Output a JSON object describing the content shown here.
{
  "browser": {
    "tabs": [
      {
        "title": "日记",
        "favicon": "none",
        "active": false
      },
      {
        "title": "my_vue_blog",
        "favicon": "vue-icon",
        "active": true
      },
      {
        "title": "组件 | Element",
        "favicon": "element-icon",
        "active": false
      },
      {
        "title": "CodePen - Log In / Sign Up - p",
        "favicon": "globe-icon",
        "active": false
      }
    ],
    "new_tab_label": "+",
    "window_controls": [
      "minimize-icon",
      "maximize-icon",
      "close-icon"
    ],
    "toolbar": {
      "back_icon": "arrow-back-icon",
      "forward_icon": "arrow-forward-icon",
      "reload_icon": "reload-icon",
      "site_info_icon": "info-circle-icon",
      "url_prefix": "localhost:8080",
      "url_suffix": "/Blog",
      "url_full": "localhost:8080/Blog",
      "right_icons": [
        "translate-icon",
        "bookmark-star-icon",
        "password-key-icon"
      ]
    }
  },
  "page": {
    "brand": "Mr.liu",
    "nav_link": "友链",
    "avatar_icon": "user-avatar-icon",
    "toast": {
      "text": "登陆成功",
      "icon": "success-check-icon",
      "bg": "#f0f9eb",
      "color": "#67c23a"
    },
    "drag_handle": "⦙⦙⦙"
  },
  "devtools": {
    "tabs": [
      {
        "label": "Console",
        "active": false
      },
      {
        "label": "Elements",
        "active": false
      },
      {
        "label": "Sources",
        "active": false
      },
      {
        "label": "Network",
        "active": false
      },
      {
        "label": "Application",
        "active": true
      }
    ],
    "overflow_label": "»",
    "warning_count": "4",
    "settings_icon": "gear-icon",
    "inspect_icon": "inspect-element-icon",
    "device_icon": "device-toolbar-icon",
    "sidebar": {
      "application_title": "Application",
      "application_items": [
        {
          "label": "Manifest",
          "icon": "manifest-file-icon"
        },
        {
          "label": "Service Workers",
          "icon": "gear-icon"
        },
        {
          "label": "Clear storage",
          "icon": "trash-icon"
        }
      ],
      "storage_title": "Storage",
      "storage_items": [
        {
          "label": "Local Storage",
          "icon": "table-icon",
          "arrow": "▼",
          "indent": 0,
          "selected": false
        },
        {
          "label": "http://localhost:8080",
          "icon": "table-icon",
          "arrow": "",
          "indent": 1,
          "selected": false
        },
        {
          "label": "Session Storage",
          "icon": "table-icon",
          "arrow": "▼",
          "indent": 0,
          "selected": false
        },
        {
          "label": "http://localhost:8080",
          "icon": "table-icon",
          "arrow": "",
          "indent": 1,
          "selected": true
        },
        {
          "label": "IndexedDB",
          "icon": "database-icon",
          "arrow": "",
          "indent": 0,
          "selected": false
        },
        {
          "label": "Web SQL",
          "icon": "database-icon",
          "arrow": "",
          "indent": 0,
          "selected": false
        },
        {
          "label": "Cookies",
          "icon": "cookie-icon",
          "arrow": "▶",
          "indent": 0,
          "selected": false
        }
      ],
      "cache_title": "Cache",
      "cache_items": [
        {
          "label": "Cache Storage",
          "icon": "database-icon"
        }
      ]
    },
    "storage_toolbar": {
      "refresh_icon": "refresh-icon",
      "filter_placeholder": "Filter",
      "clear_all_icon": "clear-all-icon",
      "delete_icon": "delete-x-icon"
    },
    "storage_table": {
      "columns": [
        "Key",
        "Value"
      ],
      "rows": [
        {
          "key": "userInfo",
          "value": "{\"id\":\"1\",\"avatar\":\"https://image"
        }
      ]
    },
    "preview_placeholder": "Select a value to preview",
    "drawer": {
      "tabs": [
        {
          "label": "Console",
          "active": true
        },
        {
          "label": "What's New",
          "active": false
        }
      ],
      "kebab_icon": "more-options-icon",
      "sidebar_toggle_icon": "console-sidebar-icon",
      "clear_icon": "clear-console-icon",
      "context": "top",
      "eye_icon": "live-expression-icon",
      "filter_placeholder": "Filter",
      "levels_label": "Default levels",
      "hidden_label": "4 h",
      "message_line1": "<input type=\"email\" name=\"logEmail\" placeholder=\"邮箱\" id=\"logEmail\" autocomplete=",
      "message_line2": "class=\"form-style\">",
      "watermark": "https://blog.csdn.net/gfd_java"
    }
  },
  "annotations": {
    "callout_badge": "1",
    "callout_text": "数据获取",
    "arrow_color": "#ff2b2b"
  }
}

DESCRIPTION OF THE TASK » Find the lines that include the string "gear", then copy each of them.

CORRECT RESULT »
    "settings_icon": "gear-icon",
          "icon": "gear-icon"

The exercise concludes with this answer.